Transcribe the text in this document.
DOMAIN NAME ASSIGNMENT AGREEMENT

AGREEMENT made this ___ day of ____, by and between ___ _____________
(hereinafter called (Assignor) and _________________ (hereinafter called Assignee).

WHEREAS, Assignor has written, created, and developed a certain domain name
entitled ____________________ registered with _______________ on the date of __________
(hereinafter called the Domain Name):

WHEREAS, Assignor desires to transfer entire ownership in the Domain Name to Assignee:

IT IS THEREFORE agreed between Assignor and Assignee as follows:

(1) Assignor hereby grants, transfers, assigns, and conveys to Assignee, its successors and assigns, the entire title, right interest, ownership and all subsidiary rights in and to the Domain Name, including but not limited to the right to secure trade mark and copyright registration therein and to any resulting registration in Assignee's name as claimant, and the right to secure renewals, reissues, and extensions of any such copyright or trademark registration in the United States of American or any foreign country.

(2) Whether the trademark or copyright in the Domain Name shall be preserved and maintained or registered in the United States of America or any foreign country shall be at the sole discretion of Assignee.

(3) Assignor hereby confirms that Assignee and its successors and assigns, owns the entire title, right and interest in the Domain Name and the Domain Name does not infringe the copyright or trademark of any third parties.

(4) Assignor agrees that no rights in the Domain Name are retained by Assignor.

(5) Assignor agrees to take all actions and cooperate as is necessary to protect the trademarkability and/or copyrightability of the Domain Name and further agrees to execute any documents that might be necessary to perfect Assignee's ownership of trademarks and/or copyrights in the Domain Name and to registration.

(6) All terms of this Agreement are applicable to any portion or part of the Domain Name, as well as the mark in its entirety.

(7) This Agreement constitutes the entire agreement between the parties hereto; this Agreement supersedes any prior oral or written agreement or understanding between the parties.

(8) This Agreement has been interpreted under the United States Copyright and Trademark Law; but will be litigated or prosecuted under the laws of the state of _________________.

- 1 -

[THE EXERCISE]: Return every line from the records above that holds the word "hereinafter".

[WRITTEN SOLUTION]:
(hereinafter called (Assignor) and _________________ (hereinafter called Assignee).
(hereinafter called the Domain Name):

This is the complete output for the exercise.